* begin PROVIDED DATA *

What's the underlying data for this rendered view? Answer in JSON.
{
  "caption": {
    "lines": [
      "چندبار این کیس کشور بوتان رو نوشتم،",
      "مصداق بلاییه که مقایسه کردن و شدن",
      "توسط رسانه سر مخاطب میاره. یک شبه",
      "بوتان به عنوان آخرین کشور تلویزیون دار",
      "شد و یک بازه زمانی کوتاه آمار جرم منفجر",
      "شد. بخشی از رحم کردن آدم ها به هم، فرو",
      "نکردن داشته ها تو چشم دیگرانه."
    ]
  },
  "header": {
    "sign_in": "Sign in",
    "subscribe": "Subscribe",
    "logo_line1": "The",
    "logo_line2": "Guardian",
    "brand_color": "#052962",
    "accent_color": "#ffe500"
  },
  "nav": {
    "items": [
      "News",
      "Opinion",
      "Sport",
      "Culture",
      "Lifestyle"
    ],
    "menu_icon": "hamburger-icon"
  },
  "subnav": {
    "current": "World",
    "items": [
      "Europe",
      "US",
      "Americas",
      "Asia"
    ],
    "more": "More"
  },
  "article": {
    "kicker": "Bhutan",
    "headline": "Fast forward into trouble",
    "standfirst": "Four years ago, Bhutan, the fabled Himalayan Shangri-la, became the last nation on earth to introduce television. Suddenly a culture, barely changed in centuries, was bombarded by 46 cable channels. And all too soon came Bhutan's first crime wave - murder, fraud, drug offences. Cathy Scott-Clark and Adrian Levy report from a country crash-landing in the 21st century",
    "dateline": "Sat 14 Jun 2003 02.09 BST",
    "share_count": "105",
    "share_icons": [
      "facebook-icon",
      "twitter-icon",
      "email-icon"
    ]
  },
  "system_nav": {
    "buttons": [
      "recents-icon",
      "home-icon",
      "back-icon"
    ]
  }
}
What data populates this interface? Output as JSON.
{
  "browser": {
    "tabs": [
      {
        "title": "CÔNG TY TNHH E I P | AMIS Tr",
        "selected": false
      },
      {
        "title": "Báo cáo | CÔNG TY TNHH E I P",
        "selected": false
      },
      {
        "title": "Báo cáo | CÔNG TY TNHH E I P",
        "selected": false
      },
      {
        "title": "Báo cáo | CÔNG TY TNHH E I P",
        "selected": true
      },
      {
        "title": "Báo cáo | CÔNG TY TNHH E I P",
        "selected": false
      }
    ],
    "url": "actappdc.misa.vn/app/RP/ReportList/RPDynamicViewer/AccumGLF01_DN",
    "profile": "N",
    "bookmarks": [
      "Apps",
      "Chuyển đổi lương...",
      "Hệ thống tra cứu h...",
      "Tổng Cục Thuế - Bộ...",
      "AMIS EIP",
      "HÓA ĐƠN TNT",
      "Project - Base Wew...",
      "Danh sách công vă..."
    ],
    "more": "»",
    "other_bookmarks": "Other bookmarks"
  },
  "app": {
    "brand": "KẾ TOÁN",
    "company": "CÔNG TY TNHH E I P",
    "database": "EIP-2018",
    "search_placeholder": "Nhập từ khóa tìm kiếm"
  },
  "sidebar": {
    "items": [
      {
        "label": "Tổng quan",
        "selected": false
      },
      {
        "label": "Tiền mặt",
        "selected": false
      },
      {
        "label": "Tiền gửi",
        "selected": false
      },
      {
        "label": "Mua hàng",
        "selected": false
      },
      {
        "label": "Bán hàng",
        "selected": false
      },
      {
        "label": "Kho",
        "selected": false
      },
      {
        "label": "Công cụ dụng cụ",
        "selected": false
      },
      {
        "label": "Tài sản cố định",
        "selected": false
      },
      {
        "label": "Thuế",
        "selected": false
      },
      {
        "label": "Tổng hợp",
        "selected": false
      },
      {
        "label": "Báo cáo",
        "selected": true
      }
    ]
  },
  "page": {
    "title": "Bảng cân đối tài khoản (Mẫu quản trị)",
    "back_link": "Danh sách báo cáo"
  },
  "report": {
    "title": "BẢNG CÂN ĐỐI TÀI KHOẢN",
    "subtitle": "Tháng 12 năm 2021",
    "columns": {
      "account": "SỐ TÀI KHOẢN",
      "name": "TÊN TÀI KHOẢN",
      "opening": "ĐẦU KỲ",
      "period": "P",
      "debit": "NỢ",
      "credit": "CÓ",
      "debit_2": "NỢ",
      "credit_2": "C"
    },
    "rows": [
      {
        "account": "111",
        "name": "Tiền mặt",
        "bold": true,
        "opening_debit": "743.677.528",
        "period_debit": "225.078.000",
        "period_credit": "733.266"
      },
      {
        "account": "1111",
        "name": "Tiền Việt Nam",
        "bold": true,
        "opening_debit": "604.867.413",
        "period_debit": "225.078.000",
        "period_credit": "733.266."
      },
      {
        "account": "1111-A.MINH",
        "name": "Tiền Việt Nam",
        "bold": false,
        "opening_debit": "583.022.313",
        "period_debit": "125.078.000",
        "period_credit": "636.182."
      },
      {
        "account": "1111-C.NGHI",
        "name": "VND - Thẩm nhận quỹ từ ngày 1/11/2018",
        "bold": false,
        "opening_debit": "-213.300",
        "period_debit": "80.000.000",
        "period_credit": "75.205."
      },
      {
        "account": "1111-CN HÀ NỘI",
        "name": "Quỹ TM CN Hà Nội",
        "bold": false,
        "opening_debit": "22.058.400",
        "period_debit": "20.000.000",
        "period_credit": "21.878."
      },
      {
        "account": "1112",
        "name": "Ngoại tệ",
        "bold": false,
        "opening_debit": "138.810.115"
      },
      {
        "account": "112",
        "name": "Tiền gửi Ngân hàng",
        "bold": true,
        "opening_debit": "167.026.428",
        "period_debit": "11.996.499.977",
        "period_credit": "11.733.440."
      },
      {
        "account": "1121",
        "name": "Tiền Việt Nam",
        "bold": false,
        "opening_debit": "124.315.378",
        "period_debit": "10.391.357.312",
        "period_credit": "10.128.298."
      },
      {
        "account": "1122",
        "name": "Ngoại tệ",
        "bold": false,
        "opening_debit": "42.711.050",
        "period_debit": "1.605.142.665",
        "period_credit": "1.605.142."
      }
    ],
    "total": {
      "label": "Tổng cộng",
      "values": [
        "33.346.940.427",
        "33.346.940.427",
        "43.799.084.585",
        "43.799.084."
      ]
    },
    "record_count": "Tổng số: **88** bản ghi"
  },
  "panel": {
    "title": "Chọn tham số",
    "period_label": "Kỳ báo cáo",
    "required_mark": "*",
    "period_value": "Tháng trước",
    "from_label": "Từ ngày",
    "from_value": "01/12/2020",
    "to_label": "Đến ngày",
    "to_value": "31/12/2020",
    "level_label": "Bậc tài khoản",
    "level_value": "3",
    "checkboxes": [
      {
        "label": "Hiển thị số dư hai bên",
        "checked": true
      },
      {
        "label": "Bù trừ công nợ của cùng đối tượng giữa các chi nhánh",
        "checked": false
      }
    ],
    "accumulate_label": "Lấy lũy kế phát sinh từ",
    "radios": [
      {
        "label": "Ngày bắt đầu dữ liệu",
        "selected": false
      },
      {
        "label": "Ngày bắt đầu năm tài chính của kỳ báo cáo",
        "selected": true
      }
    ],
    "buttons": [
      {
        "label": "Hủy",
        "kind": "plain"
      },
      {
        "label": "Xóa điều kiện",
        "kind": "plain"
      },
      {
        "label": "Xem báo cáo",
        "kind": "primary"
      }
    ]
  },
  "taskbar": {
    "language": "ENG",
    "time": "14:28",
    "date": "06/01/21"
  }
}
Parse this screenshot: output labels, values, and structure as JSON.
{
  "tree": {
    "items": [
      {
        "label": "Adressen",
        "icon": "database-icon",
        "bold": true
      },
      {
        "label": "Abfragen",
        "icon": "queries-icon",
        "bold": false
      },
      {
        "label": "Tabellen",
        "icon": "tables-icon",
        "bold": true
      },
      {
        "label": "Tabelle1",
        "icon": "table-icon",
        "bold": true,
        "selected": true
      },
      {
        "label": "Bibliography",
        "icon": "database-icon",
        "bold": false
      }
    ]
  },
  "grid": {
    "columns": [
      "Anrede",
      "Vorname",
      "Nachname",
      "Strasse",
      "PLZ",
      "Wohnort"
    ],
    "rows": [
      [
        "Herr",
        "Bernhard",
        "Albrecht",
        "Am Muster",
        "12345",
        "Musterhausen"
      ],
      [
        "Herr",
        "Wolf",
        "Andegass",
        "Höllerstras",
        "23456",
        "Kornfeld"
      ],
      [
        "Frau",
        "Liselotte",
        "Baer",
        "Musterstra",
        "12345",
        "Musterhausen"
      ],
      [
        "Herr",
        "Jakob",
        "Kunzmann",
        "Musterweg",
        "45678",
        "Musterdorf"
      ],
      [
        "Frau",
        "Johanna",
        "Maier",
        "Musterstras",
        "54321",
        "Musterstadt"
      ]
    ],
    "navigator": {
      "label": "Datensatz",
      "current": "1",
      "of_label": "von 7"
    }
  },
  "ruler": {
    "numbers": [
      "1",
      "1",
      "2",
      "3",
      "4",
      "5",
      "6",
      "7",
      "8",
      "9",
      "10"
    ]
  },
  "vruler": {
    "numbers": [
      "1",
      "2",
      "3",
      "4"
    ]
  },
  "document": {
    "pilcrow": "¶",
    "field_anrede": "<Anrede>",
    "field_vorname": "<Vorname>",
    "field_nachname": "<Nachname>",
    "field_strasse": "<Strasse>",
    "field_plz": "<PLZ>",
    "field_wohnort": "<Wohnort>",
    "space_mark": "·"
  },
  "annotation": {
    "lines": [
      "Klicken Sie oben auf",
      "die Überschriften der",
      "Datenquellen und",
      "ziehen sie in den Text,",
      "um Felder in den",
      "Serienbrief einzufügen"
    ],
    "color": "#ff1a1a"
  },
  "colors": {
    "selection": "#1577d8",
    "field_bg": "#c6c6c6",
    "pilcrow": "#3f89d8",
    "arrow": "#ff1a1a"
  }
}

* end PROVIDED DATA *

# WORK INSTRUCTIONS:
Go through the records above, find every line with the word "Tháng", and list those lines.

# TASK RESPONSE:
    "subtitle": "Tháng 12 năm 2021",
    "period_value": "Tháng trước",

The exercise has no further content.